[Begin ENTRIES PROVIDED]

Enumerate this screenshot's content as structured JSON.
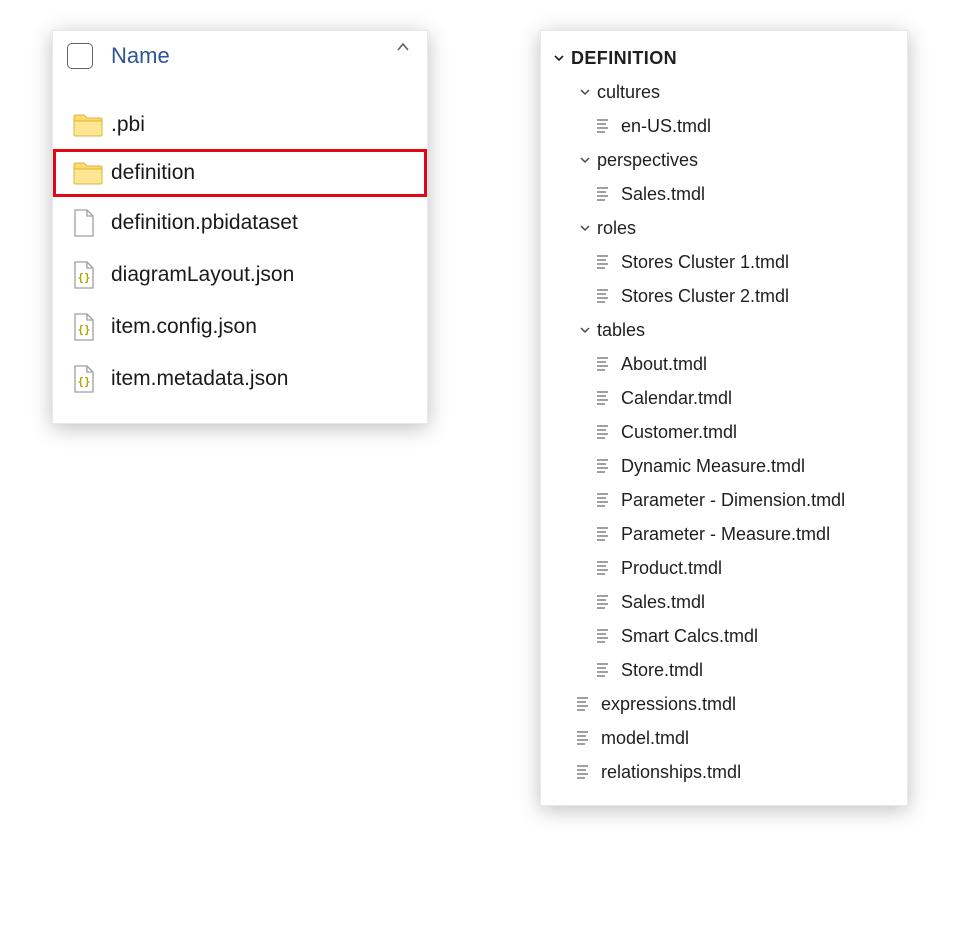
{
  "left": {
    "header": "Name",
    "items": [
      {
        "type": "folder",
        "label": ".pbi",
        "highlighted": false
      },
      {
        "type": "folder",
        "label": "definition",
        "highlighted": true
      },
      {
        "type": "file",
        "label": "definition.pbidataset"
      },
      {
        "type": "json",
        "label": "diagramLayout.json"
      },
      {
        "type": "json",
        "label": "item.config.json"
      },
      {
        "type": "json",
        "label": "item.metadata.json"
      }
    ]
  },
  "right": {
    "root": "DEFINITION",
    "nodes": [
      {
        "depth": 1,
        "kind": "folder",
        "label": "cultures"
      },
      {
        "depth": 2,
        "kind": "file",
        "label": "en-US.tmdl"
      },
      {
        "depth": 1,
        "kind": "folder",
        "label": "perspectives"
      },
      {
        "depth": 2,
        "kind": "file",
        "label": "Sales.tmdl"
      },
      {
        "depth": 1,
        "kind": "folder",
        "label": "roles"
      },
      {
        "depth": 2,
        "kind": "file",
        "label": "Stores Cluster 1.tmdl"
      },
      {
        "depth": 2,
        "kind": "file",
        "label": "Stores Cluster 2.tmdl"
      },
      {
        "depth": 1,
        "kind": "folder",
        "label": "tables"
      },
      {
        "depth": 2,
        "kind": "file",
        "label": "About.tmdl"
      },
      {
        "depth": 2,
        "kind": "file",
        "label": "Calendar.tmdl"
      },
      {
        "depth": 2,
        "kind": "file",
        "label": "Customer.tmdl"
      },
      {
        "depth": 2,
        "kind": "file",
        "label": "Dynamic Measure.tmdl"
      },
      {
        "depth": 2,
        "kind": "file",
        "label": "Parameter - Dimension.tmdl"
      },
      {
        "depth": 2,
        "kind": "file",
        "label": "Parameter - Measure.tmdl"
      },
      {
        "depth": 2,
        "kind": "file",
        "label": "Product.tmdl"
      },
      {
        "depth": 2,
        "kind": "file",
        "label": "Sales.tmdl"
      },
      {
        "depth": 2,
        "kind": "file",
        "label": "Smart Calcs.tmdl"
      },
      {
        "depth": 2,
        "kind": "file",
        "label": "Store.tmdl"
      },
      {
        "depth": 1,
        "kind": "file",
        "label": "expressions.tmdl"
      },
      {
        "depth": 1,
        "kind": "file",
        "label": "model.tmdl"
      },
      {
        "depth": 1,
        "kind": "file",
        "label": "relationships.tmdl"
      }
    ]
  }
}
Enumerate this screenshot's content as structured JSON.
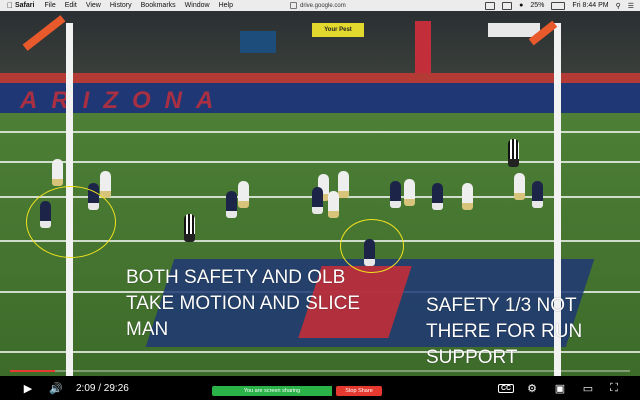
{
  "menubar": {
    "app_name": "Safari",
    "menus": [
      "File",
      "Edit",
      "View",
      "History",
      "Bookmarks",
      "Window",
      "Help"
    ],
    "url": "drive.google.com",
    "battery": "25%",
    "clock": "Fri 8:44 PM"
  },
  "video": {
    "stand_banner": "Your Pest",
    "endzone_text": "ARIZONA",
    "annotations": {
      "left": [
        "BOTH SAFETY AND OLB",
        "TAKE MOTION AND SLICE",
        "MAN"
      ],
      "right": [
        "SAFETY 1/3 NOT",
        "THERE FOR RUN",
        "SUPPORT"
      ]
    },
    "annotation_color": "#f1e21f"
  },
  "player": {
    "current_time": "2:09",
    "duration": "29:26",
    "time_display": "2:09 / 29:26",
    "progress_fraction": 0.073,
    "progress_color": "#e53b2e",
    "cc_label": "CC"
  },
  "screen_share": {
    "message": "You are screen sharing",
    "stop_label": "Stop Share"
  }
}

[End ENTRIES PROVIDED]

-- WHAT YOU ARE ASKED TO DO --
Print the entries above exactly, taking out only the pictures.

-- SOLVED EXERCISE --
Enumerate this screenshot's content as structured JSON.
{
  "left": {
    "header": "Name",
    "items": [
      {
        "type": "folder",
        "label": ".pbi",
        "highlighted": false
      },
      {
        "type": "folder",
        "label": "definition",
        "highlighted": true
      },
      {
        "type": "file",
        "label": "definition.pbidataset"
      },
      {
        "type": "json",
        "label": "diagramLayout.json"
      },
      {
        "type": "json",
        "label": "item.config.json"
      },
      {
        "type": "json",
        "label": "item.metadata.json"
      }
    ]
  },
  "right": {
    "root": "DEFINITION",
    "nodes": [
      {
        "depth": 1,
        "kind": "folder",
        "label": "cultures"
      },
      {
        "depth": 2,
        "kind": "file",
        "label": "en-US.tmdl"
      },
      {
        "depth": 1,
        "kind": "folder",
        "label": "perspectives"
      },
      {
        "depth": 2,
        "kind": "file",
        "label": "Sales.tmdl"
      },
      {
        "depth": 1,
        "kind": "folder",
        "label": "roles"
      },
      {
        "depth": 2,
        "kind": "file",
        "label": "Stores Cluster 1.tmdl"
      },
      {
        "depth": 2,
        "kind": "file",
        "label": "Stores Cluster 2.tmdl"
      },
      {
        "depth": 1,
        "kind": "folder",
        "label": "tables"
      },
      {
        "depth": 2,
        "kind": "file",
        "label": "About.tmdl"
      },
      {
        "depth": 2,
        "kind": "file",
        "label": "Calendar.tmdl"
      },
      {
        "depth": 2,
        "kind": "file",
        "label": "Customer.tmdl"
      },
      {
        "depth": 2,
        "kind": "file",
        "label": "Dynamic Measure.tmdl"
      },
      {
        "depth": 2,
        "kind": "file",
        "label": "Parameter - Dimension.tmdl"
      },
      {
        "depth": 2,
        "kind": "file",
        "label": "Parameter - Measure.tmdl"
      },
      {
        "depth": 2,
        "kind": "file",
        "label": "Product.tmdl"
      },
      {
        "depth": 2,
        "kind": "file",
        "label": "Sales.tmdl"
      },
      {
        "depth": 2,
        "kind": "file",
        "label": "Smart Calcs.tmdl"
      },
      {
        "depth": 2,
        "kind": "file",
        "label": "Store.tmdl"
      },
      {
        "depth": 1,
        "kind": "file",
        "label": "expressions.tmdl"
      },
      {
        "depth": 1,
        "kind": "file",
        "label": "model.tmdl"
      },
      {
        "depth": 1,
        "kind": "file",
        "label": "relationships.tmdl"
      }
    ]
  }
}
Enumerate this screenshot's content as structured JSON.
{
  "menubar": {
    "app_name": "Safari",
    "menus": [
      "File",
      "Edit",
      "View",
      "History",
      "Bookmarks",
      "Window",
      "Help"
    ],
    "url": "drive.google.com",
    "battery": "25%",
    "clock": "Fri 8:44 PM"
  },
  "video": {
    "stand_banner": "Your Pest",
    "endzone_text": "ARIZONA",
    "annotations": {
      "left": [
        "BOTH SAFETY AND OLB",
        "TAKE MOTION AND SLICE",
        "MAN"
      ],
      "right": [
        "SAFETY 1/3 NOT",
        "THERE FOR RUN",
        "SUPPORT"
      ]
    },
    "annotation_color": "#f1e21f"
  },
  "player": {
    "current_time": "2:09",
    "duration": "29:26",
    "time_display": "2:09 / 29:26",
    "progress_fraction": 0.073,
    "progress_color": "#e53b2e",
    "cc_label": "CC"
  },
  "screen_share": {
    "message": "You are screen sharing",
    "stop_label": "Stop Share"
  }
}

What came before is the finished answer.